— START OF Material for this task —

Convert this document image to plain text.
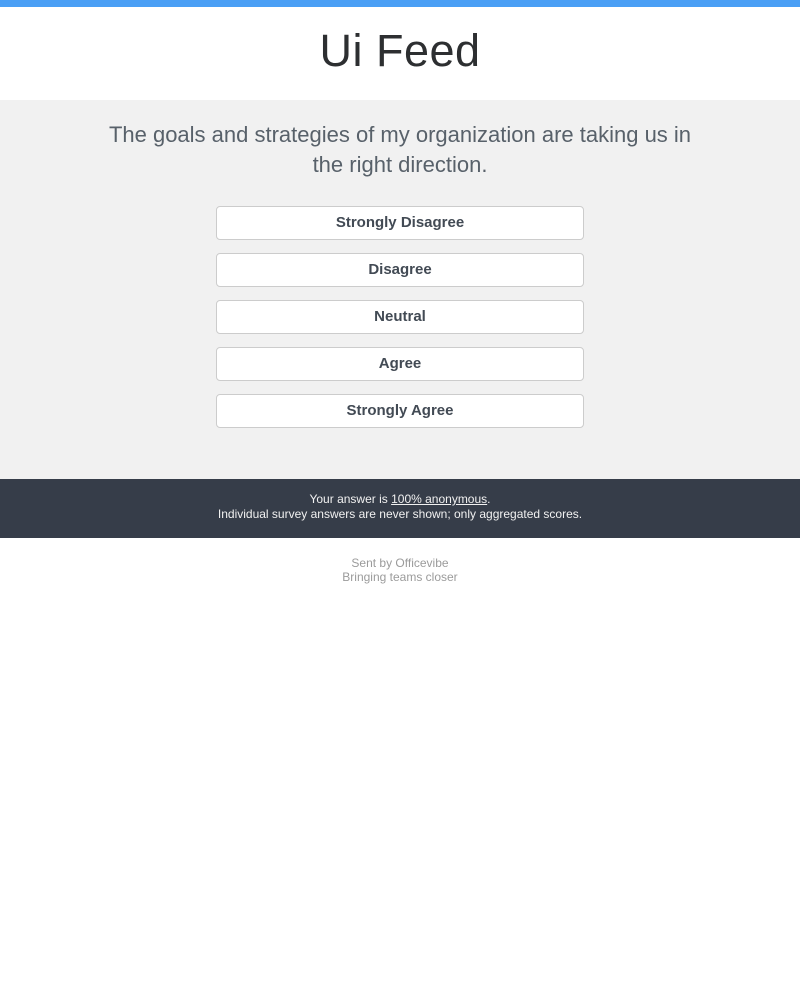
Ui Feed
The goals and strategies of my organization are taking us in the right direction.
Strongly Disagree
Disagree
Neutral
Agree
Strongly Agree
Your answer is 100% anonymous.
Individual survey answers are never shown; only aggregated scores.
Sent by Officevibe
Bringing teams closer
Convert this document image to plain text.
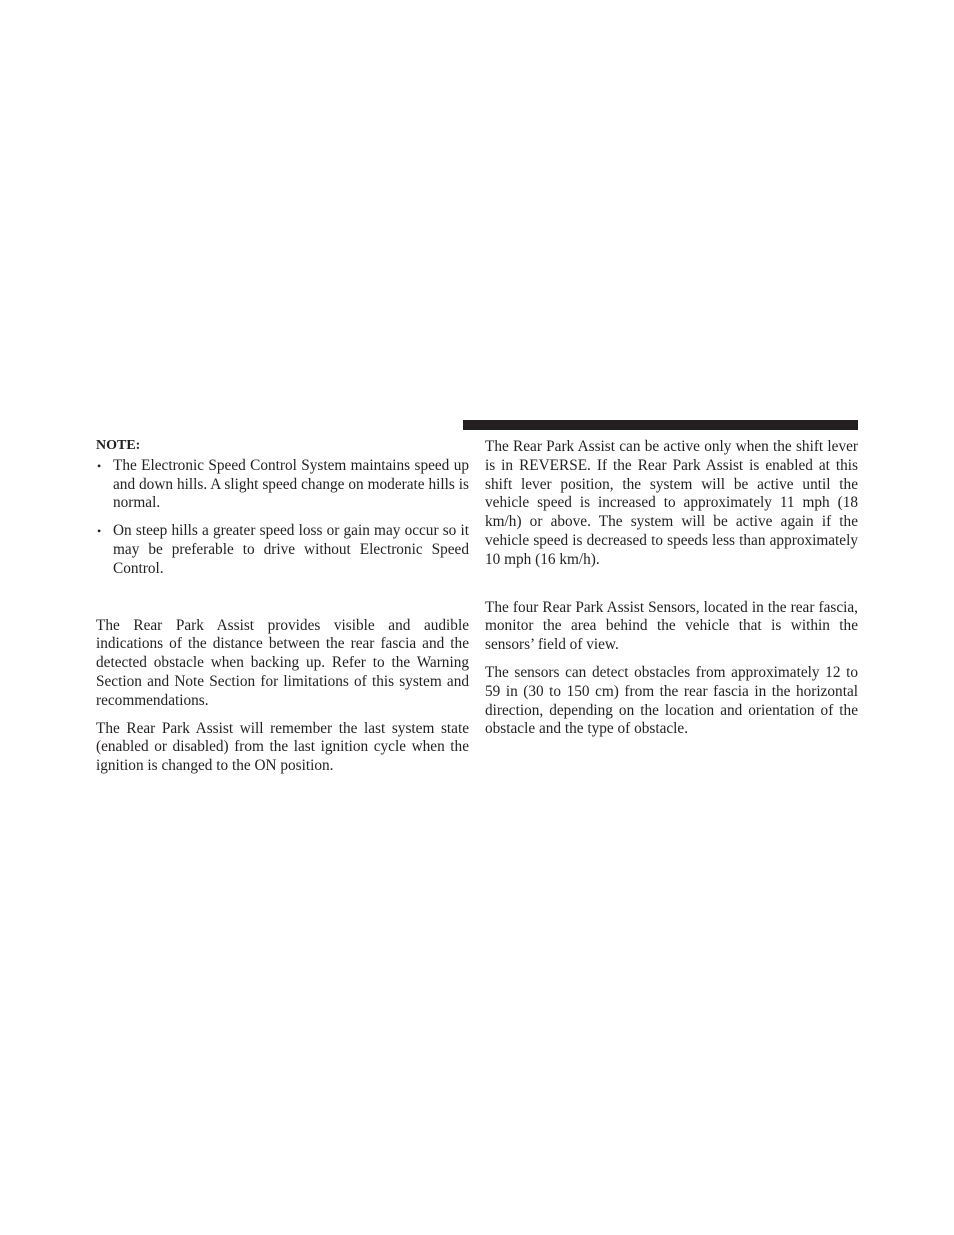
NOTE:
• The Electronic Speed Control System maintains speed up and down hills. A slight speed change on moderate hills is normal.
• On steep hills a greater speed loss or gain may occur so it may be preferable to drive without Electronic Speed Control.

The Rear Park Assist provides visible and audible indications of the distance between the rear fascia and the detected obstacle when backing up. Refer to the Warning Section and Note Section for limitations of this system and recommendations.

The Rear Park Assist will remember the last system state (enabled or disabled) from the last ignition cycle when the ignition is changed to the ON position.

The Rear Park Assist can be active only when the shift lever is in REVERSE. If the Rear Park Assist is enabled at this shift lever position, the system will be active until the vehicle speed is increased to approximately 11 mph (18 km/h) or above. The system will be active again if the vehicle speed is decreased to speeds less than approximately 10 mph (16 km/h).

The four Rear Park Assist Sensors, located in the rear fascia, monitor the area behind the vehicle that is within the sensors’ field of view.

The sensors can detect obstacles from approximately 12 to 59 in (30 to 150 cm) from the rear fascia in the horizontal direction, depending on the location and orientation of the obstacle and the type of obstacle.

— END OF Material for this task —

To do :: Quote every record above exactly, omitting any pictures they contain.

Written solution ::
Convert this document image to plain text.
Ui Feed
The goals and strategies of my organization are taking us in the right direction.
Strongly Disagree
Disagree
Neutral
Agree
Strongly Agree
Your answer is 100% anonymous.
Individual survey answers are never shown; only aggregated scores.
Sent by Officevibe
Bringing teams closer
Convert this document image to plain text.
NOTE:
• The Electronic Speed Control System maintains speed up and down hills. A slight speed change on moderate hills is normal.
• On steep hills a greater speed loss or gain may occur so it may be preferable to drive without Electronic Speed Control.

The Rear Park Assist provides visible and audible indications of the distance between the rear fascia and the detected obstacle when backing up. Refer to the Warning Section and Note Section for limitations of this system and recommendations.

The Rear Park Assist will remember the last system state (enabled or disabled) from the last ignition cycle when the ignition is changed to the ON position.

The Rear Park Assist can be active only when the shift lever is in REVERSE. If the Rear Park Assist is enabled at this shift lever position, the system will be active until the vehicle speed is increased to approximately 11 mph (18 km/h) or above. The system will be active again if the vehicle speed is decreased to speeds less than approximately 10 mph (16 km/h).

The four Rear Park Assist Sensors, located in the rear fascia, monitor the area behind the vehicle that is within the sensors’ field of view.

The sensors can detect obstacles from approximately 12 to 59 in (30 to 150 cm) from the rear fascia in the horizontal direction, depending on the location and orientation of the obstacle and the type of obstacle.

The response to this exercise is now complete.